• **Exercise directions**:
Will you quote all of the entries, word for word?

— Start Dataset records —

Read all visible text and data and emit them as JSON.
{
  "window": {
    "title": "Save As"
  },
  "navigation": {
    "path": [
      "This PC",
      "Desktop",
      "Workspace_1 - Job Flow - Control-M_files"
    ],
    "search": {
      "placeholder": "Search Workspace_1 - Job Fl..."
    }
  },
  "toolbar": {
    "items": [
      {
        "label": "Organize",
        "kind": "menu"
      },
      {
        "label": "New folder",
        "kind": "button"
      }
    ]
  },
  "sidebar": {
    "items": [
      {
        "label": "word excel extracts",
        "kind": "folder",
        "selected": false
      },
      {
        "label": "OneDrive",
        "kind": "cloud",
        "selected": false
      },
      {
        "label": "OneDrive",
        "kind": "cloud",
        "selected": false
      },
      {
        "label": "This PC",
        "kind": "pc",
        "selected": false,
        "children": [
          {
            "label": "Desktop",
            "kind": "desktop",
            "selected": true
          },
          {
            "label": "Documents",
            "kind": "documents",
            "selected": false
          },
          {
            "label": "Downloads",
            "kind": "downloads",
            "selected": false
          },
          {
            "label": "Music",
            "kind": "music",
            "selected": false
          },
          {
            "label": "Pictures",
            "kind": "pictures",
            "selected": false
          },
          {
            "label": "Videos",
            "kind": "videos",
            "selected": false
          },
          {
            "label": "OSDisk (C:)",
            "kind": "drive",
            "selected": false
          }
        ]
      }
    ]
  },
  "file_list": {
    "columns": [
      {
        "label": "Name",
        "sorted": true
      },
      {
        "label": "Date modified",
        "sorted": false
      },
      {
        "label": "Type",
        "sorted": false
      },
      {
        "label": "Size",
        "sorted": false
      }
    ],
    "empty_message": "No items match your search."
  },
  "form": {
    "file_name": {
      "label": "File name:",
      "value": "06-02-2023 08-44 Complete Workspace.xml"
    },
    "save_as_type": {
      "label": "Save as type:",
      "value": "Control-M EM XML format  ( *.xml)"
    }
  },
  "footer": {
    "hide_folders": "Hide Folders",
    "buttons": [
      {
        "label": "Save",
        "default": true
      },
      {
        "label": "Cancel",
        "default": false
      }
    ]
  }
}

— End Dataset records —

• **Correct answer**:
Read all visible text and data and emit them as JSON.
{
  "window": {
    "title": "Save As"
  },
  "navigation": {
    "path": [
      "This PC",
      "Desktop",
      "Workspace_1 - Job Flow - Control-M_files"
    ],
    "search": {
      "placeholder": "Search Workspace_1 - Job Fl..."
    }
  },
  "toolbar": {
    "items": [
      {
        "label": "Organize",
        "kind": "menu"
      },
      {
        "label": "New folder",
        "kind": "button"
      }
    ]
  },
  "sidebar": {
    "items": [
      {
        "label": "word excel extracts",
        "kind": "folder",
        "selected": false
      },
      {
        "label": "OneDrive",
        "kind": "cloud",
        "selected": false
      },
      {
        "label": "OneDrive",
        "kind": "cloud",
        "selected": false
      },
      {
        "label": "This PC",
        "kind": "pc",
        "selected": false,
        "children": [
          {
            "label": "Desktop",
            "kind": "desktop",
            "selected": true
          },
          {
            "label": "Documents",
            "kind": "documents",
            "selected": false
          },
          {
            "label": "Downloads",
            "kind": "downloads",
            "selected": false
          },
          {
            "label": "Music",
            "kind": "music",
            "selected": false
          },
          {
            "label": "Pictures",
            "kind": "pictures",
            "selected": false
          },
          {
            "label": "Videos",
            "kind": "videos",
            "selected": false
          },
          {
            "label": "OSDisk (C:)",
            "kind": "drive",
            "selected": false
          }
        ]
      }
    ]
  },
  "file_list": {
    "columns": [
      {
        "label": "Name",
        "sorted": true
      },
      {
        "label": "Date modified",
        "sorted": false
      },
      {
        "label": "Type",
        "sorted": false
      },
      {
        "label": "Size",
        "sorted": false
      }
    ],
    "empty_message": "No items match your search."
  },
  "form": {
    "file_name": {
      "label": "File name:",
      "value": "06-02-2023 08-44 Complete Workspace.xml"
    },
    "save_as_type": {
      "label": "Save as type:",
      "value": "Control-M EM XML format  ( *.xml)"
    }
  },
  "footer": {
    "hide_folders": "Hide Folders",
    "buttons": [
      {
        "label": "Save",
        "default": true
      },
      {
        "label": "Cancel",
        "default": false
      }
    ]
  }
}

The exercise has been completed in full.